» Collection entries

┄┄┄┄┄┄

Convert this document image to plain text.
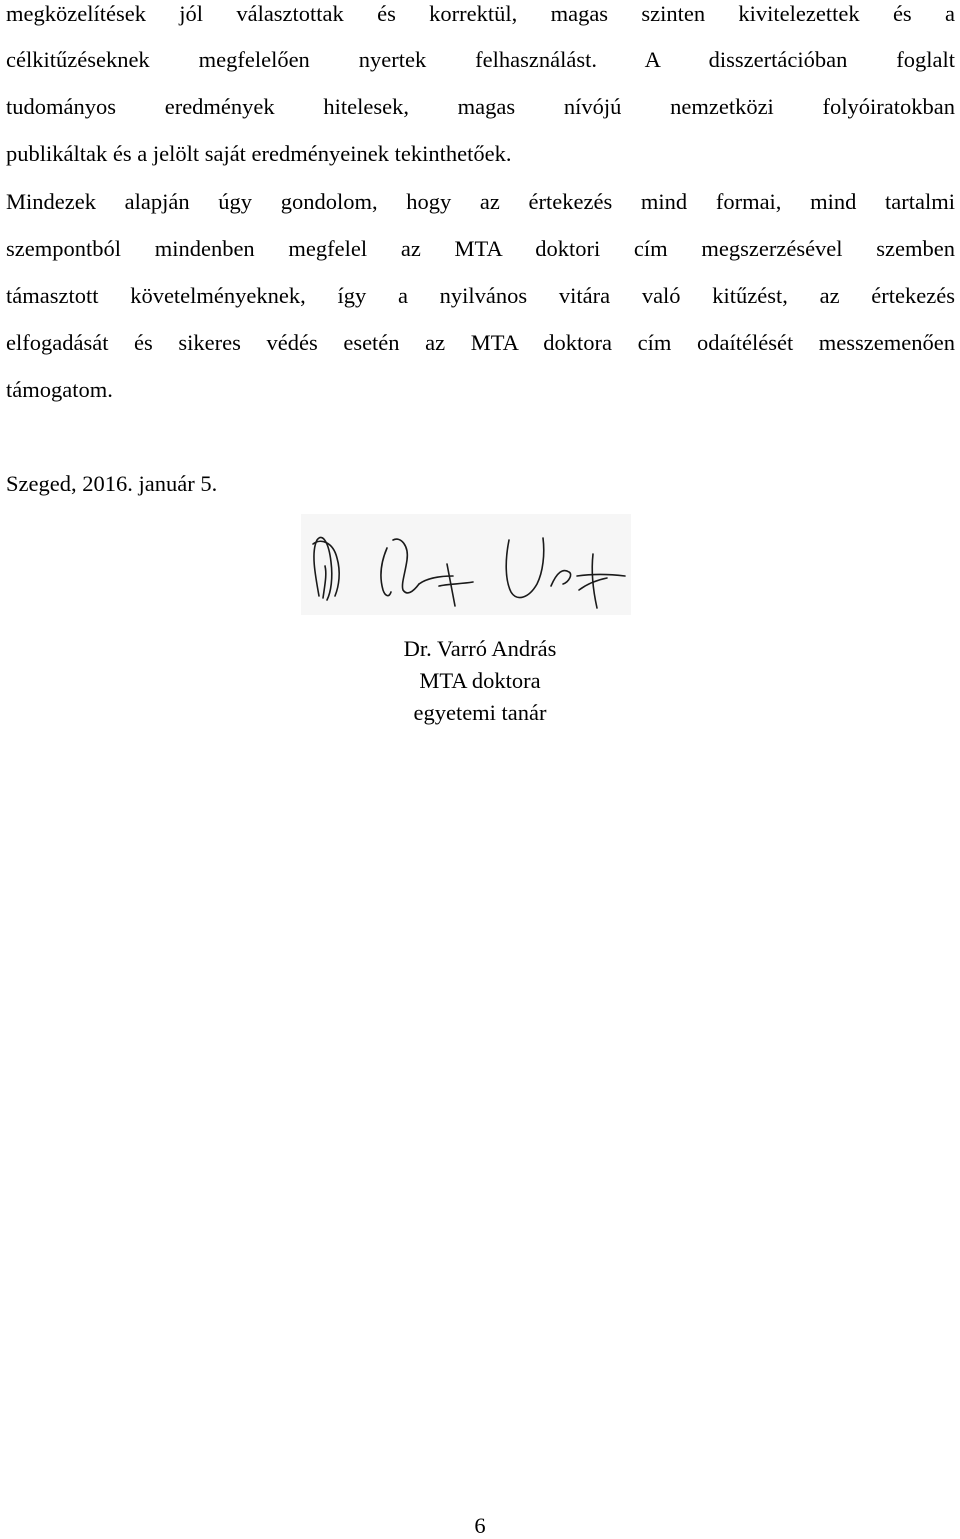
megközelítések jól választottak és korrektül, magas szinten kivitelezettek és a
célkitűzéseknek megfelelően nyertek felhasználást. A disszertációban foglalt
tudományos eredmények hitelesek, magas nívójú nemzetközi folyóiratokban
publikáltak és a jelölt saját eredményeinek tekinthetőek.
Mindezek alapján úgy gondolom, hogy az értekezés mind formai, mind tartalmi
szempontból mindenben megfelel az MTA doktori cím megszerzésével szemben
támasztott követelményeknek, így a nyilvános vitára való kitűzést, az értekezés
elfogadását és sikeres védés esetén az MTA doktora cím odaítélését messzemenően
támogatom.
Szeged, 2016. január 5.
Dr. Varró András
MTA doktora
egyetemi tanár
6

┄┄┄┄┄┄

» YOUR OBJECTIVE
Repeat every record precisely. Any picture among them stays out of the copy.

» REPLY TO THE TASK
Convert this document image to plain text.
megközelítések jól választottak és korrektül, magas szinten kivitelezettek és a
célkitűzéseknek megfelelően nyertek felhasználást. A disszertációban foglalt
tudományos eredmények hitelesek, magas nívójú nemzetközi folyóiratokban
publikáltak és a jelölt saját eredményeinek tekinthetőek.
Mindezek alapján úgy gondolom, hogy az értekezés mind formai, mind tartalmi
szempontból mindenben megfelel az MTA doktori cím megszerzésével szemben
támasztott követelményeknek, így a nyilvános vitára való kitűzést, az értekezés
elfogadását és sikeres védés esetén az MTA doktora cím odaítélését messzemenően
támogatom.
Szeged, 2016. január 5.
Dr. Varró András
MTA doktora
egyetemi tanár
6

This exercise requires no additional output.